了解汇编程序的原因之一是,有时可以使用汇编程序来编写比用高级语言(特别是C语言)编写的代码性能更好的代码。然而,我也听人说过很多次,尽管这并非完全错误,但实际上可以使用汇编程序来生成性能更好的代码的情况极其罕见,并且需要汇编方面的专业知识和经验。

这个问题甚至没有涉及到这样一个事实,即汇编程序指令将是特定于机器的、不可移植的,或者汇编程序的任何其他方面。当然,除了这一点之外,了解汇编还有很多很好的理由,但这是一个需要示例和数据的具体问题,而不是关于汇编程序与高级语言的扩展论述。

谁能提供一些具体的例子,说明使用现代编译器汇编代码比编写良好的C代码更快,并且您能否用分析证据支持这一说法?我相信这些案例确实存在,但我真的很想知道这些案例到底有多深奥,因为这似乎是一个有争议的问题。

════════

* [待解问题]: 根据给定文段,作者多次听人说,能用汇编程序生成性能更好代码的情况有什么特点?

════════

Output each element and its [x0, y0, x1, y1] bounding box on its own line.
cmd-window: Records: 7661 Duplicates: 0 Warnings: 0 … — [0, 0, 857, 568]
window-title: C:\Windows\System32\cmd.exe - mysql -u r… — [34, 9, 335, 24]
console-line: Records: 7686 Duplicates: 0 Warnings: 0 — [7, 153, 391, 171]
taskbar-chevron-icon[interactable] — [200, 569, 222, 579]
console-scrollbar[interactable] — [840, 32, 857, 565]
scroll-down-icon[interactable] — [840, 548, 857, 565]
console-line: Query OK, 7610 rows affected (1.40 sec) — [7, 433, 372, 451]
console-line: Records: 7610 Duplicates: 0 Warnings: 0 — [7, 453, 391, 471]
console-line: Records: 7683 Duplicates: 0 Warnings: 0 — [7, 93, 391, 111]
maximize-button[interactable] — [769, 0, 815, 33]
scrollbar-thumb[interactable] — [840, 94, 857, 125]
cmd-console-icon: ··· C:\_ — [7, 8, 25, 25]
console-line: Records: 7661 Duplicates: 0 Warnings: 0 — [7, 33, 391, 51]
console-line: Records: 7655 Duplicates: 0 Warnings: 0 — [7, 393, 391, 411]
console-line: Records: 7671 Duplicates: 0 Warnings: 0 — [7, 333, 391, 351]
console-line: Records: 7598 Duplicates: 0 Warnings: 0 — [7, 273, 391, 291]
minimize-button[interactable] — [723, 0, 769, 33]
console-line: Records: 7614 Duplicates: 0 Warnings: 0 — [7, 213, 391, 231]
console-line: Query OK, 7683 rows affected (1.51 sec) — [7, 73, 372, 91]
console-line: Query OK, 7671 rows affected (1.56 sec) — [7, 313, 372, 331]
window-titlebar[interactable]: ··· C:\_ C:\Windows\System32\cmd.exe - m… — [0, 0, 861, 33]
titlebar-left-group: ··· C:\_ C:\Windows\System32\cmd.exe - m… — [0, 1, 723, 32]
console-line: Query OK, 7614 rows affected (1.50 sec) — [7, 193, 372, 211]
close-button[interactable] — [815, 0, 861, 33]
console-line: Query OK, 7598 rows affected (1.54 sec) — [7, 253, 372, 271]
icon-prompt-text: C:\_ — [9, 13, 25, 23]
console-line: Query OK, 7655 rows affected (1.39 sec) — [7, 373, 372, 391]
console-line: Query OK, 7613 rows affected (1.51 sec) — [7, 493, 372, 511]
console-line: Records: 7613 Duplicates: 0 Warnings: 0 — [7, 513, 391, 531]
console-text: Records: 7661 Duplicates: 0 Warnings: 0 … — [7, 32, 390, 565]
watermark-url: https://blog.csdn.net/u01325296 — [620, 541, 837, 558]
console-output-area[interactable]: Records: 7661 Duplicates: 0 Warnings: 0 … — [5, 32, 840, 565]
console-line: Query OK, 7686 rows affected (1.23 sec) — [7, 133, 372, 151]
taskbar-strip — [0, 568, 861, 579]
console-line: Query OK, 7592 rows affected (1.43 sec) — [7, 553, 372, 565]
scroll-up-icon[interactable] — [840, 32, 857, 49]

════════

* [练习答案]: 这种情况极其罕见,并且需要汇编方面的专业知识和经验。